# Request
Reproduce each line exactly, including spacing and punctuation.

# Entries supplied
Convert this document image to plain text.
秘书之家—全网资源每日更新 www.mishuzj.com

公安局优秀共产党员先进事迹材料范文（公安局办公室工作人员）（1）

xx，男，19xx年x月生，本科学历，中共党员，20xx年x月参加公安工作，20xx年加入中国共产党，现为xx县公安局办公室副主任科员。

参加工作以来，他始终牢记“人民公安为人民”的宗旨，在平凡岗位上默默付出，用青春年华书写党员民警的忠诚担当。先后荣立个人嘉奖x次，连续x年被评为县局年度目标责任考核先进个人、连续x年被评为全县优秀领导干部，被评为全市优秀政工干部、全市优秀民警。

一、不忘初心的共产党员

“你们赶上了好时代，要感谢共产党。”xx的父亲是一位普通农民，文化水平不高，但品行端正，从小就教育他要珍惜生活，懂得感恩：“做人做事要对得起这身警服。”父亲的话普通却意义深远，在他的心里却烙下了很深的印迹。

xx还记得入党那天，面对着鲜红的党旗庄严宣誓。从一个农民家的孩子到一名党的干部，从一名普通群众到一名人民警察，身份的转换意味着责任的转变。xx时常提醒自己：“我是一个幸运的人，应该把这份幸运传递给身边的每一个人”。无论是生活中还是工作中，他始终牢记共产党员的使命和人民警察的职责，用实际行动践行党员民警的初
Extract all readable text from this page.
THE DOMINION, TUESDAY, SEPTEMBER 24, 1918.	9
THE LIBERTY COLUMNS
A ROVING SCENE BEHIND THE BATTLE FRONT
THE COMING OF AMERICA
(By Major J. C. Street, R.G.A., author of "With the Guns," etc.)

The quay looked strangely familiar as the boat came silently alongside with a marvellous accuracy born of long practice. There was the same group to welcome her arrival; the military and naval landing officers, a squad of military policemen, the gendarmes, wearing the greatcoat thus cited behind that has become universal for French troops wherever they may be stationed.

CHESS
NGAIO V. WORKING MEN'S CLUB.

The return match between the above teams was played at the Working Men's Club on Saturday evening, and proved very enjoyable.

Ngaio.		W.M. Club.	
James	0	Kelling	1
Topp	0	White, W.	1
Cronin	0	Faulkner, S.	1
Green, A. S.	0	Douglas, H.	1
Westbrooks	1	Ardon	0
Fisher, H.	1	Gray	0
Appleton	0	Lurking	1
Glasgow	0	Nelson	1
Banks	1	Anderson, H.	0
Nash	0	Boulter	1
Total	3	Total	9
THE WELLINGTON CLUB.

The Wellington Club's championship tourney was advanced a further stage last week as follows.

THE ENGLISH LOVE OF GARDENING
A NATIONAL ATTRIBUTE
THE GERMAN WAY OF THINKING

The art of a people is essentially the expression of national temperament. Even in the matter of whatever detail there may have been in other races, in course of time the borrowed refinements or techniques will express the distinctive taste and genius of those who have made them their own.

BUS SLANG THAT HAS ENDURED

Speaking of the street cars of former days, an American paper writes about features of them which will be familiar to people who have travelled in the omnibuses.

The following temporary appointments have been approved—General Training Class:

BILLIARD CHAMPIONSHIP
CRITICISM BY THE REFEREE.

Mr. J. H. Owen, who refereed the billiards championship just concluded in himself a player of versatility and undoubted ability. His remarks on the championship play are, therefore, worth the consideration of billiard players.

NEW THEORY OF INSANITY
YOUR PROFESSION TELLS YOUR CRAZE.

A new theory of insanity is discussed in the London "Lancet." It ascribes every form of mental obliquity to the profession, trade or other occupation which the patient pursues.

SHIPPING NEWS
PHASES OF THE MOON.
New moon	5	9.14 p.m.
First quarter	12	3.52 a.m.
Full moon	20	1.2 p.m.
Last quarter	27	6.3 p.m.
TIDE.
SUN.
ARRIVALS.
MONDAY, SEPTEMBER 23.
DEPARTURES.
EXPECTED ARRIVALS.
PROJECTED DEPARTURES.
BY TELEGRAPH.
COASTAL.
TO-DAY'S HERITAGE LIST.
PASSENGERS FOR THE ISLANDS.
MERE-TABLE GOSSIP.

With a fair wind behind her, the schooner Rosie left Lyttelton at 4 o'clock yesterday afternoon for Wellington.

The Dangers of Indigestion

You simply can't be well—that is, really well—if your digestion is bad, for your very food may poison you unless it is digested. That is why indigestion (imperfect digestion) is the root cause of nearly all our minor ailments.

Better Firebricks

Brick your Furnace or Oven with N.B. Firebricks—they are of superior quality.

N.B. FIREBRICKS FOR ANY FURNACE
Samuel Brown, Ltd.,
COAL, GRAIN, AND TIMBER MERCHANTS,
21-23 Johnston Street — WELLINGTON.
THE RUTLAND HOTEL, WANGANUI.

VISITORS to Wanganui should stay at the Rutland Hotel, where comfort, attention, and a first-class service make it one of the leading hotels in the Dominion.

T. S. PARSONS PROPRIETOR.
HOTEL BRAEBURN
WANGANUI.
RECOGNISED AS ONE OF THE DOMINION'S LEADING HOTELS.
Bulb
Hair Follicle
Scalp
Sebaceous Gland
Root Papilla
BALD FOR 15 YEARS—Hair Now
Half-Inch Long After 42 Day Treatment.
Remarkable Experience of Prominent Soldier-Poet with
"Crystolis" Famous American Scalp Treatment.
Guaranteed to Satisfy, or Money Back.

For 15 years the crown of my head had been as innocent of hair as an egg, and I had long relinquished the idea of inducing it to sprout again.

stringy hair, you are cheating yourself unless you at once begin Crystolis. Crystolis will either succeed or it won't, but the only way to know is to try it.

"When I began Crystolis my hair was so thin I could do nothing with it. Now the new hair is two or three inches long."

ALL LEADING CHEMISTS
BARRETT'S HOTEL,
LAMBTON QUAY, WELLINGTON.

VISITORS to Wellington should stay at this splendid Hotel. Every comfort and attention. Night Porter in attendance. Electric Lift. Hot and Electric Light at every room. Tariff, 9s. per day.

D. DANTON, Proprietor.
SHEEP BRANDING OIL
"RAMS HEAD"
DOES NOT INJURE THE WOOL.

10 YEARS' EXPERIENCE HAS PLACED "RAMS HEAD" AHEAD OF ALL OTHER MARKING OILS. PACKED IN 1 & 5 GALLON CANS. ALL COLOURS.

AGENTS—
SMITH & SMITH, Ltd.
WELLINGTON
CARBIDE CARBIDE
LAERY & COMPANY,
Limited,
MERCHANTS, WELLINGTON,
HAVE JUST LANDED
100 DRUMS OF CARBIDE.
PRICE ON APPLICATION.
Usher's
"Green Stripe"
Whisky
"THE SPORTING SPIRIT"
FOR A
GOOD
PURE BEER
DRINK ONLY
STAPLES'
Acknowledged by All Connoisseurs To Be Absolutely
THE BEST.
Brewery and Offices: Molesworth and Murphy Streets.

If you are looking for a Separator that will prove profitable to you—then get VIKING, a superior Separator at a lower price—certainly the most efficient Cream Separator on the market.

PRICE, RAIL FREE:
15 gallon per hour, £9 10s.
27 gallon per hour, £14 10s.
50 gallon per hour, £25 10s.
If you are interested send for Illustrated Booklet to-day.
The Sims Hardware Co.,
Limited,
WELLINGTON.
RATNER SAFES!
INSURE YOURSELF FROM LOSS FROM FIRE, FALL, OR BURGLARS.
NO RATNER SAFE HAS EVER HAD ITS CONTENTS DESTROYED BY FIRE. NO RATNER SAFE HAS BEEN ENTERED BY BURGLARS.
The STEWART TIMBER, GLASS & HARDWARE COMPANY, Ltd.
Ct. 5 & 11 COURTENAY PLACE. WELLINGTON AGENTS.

# Answer below
Convert this document image to plain text.
秘书之家—全网资源每日更新 www.mishuzj.com

公安局优秀共产党员先进事迹材料范文（公安局办公室工作人员）（1）

xx，男，19xx年x月生，本科学历，中共党员，20xx年x月参加公安工作，20xx年加入中国共产党，现为xx县公安局办公室副主任科员。

参加工作以来，他始终牢记“人民公安为人民”的宗旨，在平凡岗位上默默付出，用青春年华书写党员民警的忠诚担当。先后荣立个人嘉奖x次，连续x年被评为县局年度目标责任考核先进个人、连续x年被评为全县优秀领导干部，被评为全市优秀政工干部、全市优秀民警。

一、不忘初心的共产党员

“你们赶上了好时代，要感谢共产党。”xx的父亲是一位普通农民，文化水平不高，但品行端正，从小就教育他要珍惜生活，懂得感恩：“做人做事要对得起这身警服。”父亲的话普通却意义深远，在他的心里却烙下了很深的印迹。

xx还记得入党那天，面对着鲜红的党旗庄严宣誓。从一个农民家的孩子到一名党的干部，从一名普通群众到一名人民警察，身份的转换意味着责任的转变。xx时常提醒自己：“我是一个幸运的人，应该把这份幸运传递给身边的每一个人”。无论是生活中还是工作中，他始终牢记共产党员的使命和人民警察的职责，用实际行动践行党员民警的初
Extract all readable text from this page.
THE DOMINION, TUESDAY, SEPTEMBER 24, 1918.	9
THE LIBERTY COLUMNS
A ROVING SCENE BEHIND THE BATTLE FRONT
THE COMING OF AMERICA
(By Major J. C. Street, R.G.A., author of "With the Guns," etc.)

The quay looked strangely familiar as the boat came silently alongside with a marvellous accuracy born of long practice. There was the same group to welcome her arrival; the military and naval landing officers, a squad of military policemen, the gendarmes, wearing the greatcoat thus cited behind that has become universal for French troops wherever they may be stationed.

CHESS
NGAIO V. WORKING MEN'S CLUB.

The return match between the above teams was played at the Working Men's Club on Saturday evening, and proved very enjoyable.

Ngaio.		W.M. Club.	
James	0	Kelling	1
Topp	0	White, W.	1
Cronin	0	Faulkner, S.	1
Green, A. S.	0	Douglas, H.	1
Westbrooks	1	Ardon	0
Fisher, H.	1	Gray	0
Appleton	0	Lurking	1
Glasgow	0	Nelson	1
Banks	1	Anderson, H.	0
Nash	0	Boulter	1
Total	3	Total	9
THE WELLINGTON CLUB.

The Wellington Club's championship tourney was advanced a further stage last week as follows.

THE ENGLISH LOVE OF GARDENING
A NATIONAL ATTRIBUTE
THE GERMAN WAY OF THINKING

The art of a people is essentially the expression of national temperament. Even in the matter of whatever detail there may have been in other races, in course of time the borrowed refinements or techniques will express the distinctive taste and genius of those who have made them their own.

BUS SLANG THAT HAS ENDURED

Speaking of the street cars of former days, an American paper writes about features of them which will be familiar to people who have travelled in the omnibuses.

The following temporary appointments have been approved—General Training Class:

BILLIARD CHAMPIONSHIP
CRITICISM BY THE REFEREE.

Mr. J. H. Owen, who refereed the billiards championship just concluded in himself a player of versatility and undoubted ability. His remarks on the championship play are, therefore, worth the consideration of billiard players.

NEW THEORY OF INSANITY
YOUR PROFESSION TELLS YOUR CRAZE.

A new theory of insanity is discussed in the London "Lancet." It ascribes every form of mental obliquity to the profession, trade or other occupation which the patient pursues.

SHIPPING NEWS
PHASES OF THE MOON.
New moon	5	9.14 p.m.
First quarter	12	3.52 a.m.
Full moon	20	1.2 p.m.
Last quarter	27	6.3 p.m.
TIDE.
SUN.
ARRIVALS.
MONDAY, SEPTEMBER 23.
DEPARTURES.
EXPECTED ARRIVALS.
PROJECTED DEPARTURES.
BY TELEGRAPH.
COASTAL.
TO-DAY'S HERITAGE LIST.
PASSENGERS FOR THE ISLANDS.
MERE-TABLE GOSSIP.

With a fair wind behind her, the schooner Rosie left Lyttelton at 4 o'clock yesterday afternoon for Wellington.

The Dangers of Indigestion

You simply can't be well—that is, really well—if your digestion is bad, for your very food may poison you unless it is digested. That is why indigestion (imperfect digestion) is the root cause of nearly all our minor ailments.

Better Firebricks

Brick your Furnace or Oven with N.B. Firebricks—they are of superior quality.

N.B. FIREBRICKS FOR ANY FURNACE
Samuel Brown, Ltd.,
COAL, GRAIN, AND TIMBER MERCHANTS,
21-23 Johnston Street — WELLINGTON.
THE RUTLAND HOTEL, WANGANUI.

VISITORS to Wanganui should stay at the Rutland Hotel, where comfort, attention, and a first-class service make it one of the leading hotels in the Dominion.

T. S. PARSONS PROPRIETOR.
HOTEL BRAEBURN
WANGANUI.
RECOGNISED AS ONE OF THE DOMINION'S LEADING HOTELS.
Bulb
Hair Follicle
Scalp
Sebaceous Gland
Root Papilla
BALD FOR 15 YEARS—Hair Now
Half-Inch Long After 42 Day Treatment.
Remarkable Experience of Prominent Soldier-Poet with
"Crystolis" Famous American Scalp Treatment.
Guaranteed to Satisfy, or Money Back.

For 15 years the crown of my head had been as innocent of hair as an egg, and I had long relinquished the idea of inducing it to sprout again.

stringy hair, you are cheating yourself unless you at once begin Crystolis. Crystolis will either succeed or it won't, but the only way to know is to try it.

"When I began Crystolis my hair was so thin I could do nothing with it. Now the new hair is two or three inches long."

ALL LEADING CHEMISTS
BARRETT'S HOTEL,
LAMBTON QUAY, WELLINGTON.

VISITORS to Wellington should stay at this splendid Hotel. Every comfort and attention. Night Porter in attendance. Electric Lift. Hot and Electric Light at every room. Tariff, 9s. per day.

D. DANTON, Proprietor.
SHEEP BRANDING OIL
"RAMS HEAD"
DOES NOT INJURE THE WOOL.

10 YEARS' EXPERIENCE HAS PLACED "RAMS HEAD" AHEAD OF ALL OTHER MARKING OILS. PACKED IN 1 & 5 GALLON CANS. ALL COLOURS.

AGENTS—
SMITH & SMITH, Ltd.
WELLINGTON
CARBIDE CARBIDE
LAERY & COMPANY,
Limited,
MERCHANTS, WELLINGTON,
HAVE JUST LANDED
100 DRUMS OF CARBIDE.
PRICE ON APPLICATION.
Usher's
"Green Stripe"
Whisky
"THE SPORTING SPIRIT"
FOR A
GOOD
PURE BEER
DRINK ONLY
STAPLES'
Acknowledged by All Connoisseurs To Be Absolutely
THE BEST.
Brewery and Offices: Molesworth and Murphy Streets.

If you are looking for a Separator that will prove profitable to you—then get VIKING, a superior Separator at a lower price—certainly the most efficient Cream Separator on the market.

PRICE, RAIL FREE:
15 gallon per hour, £9 10s.
27 gallon per hour, £14 10s.
50 gallon per hour, £25 10s.
If you are interested send for Illustrated Booklet to-day.
The Sims Hardware Co.,
Limited,
WELLINGTON.
RATNER SAFES!
INSURE YOURSELF FROM LOSS FROM FIRE, FALL, OR BURGLARS.
NO RATNER SAFE HAS EVER HAD ITS CONTENTS DESTROYED BY FIRE. NO RATNER SAFE HAS BEEN ENTERED BY BURGLARS.
The STEWART TIMBER, GLASS & HARDWARE COMPANY, Ltd.
Ct. 5 & 11 COURTENAY PLACE. WELLINGTON AGENTS.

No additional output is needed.